══ Entries provided
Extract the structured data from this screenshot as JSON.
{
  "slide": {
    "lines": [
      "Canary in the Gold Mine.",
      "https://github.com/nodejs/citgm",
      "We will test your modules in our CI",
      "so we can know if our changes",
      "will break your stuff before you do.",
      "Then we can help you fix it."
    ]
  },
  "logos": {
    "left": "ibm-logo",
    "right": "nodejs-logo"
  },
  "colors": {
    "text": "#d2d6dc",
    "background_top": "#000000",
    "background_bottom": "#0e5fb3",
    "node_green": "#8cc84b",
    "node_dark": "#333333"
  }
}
════
§ Required task
Reproduce each record shown above without altering a single word.

§ Solved problem
Extract the structured data from this screenshot as JSON.
{
  "slide": {
    "lines": [
      "Canary in the Gold Mine.",
      "https://github.com/nodejs/citgm",
      "We will test your modules in our CI",
      "so we can know if our changes",
      "will break your stuff before you do.",
      "Then we can help you fix it."
    ]
  },
  "logos": {
    "left": "ibm-logo",
    "right": "nodejs-logo"
  },
  "colors": {
    "text": "#d2d6dc",
    "background_top": "#000000",
    "background_bottom": "#0e5fb3",
    "node_green": "#8cc84b",
    "node_dark": "#333333"
  }
}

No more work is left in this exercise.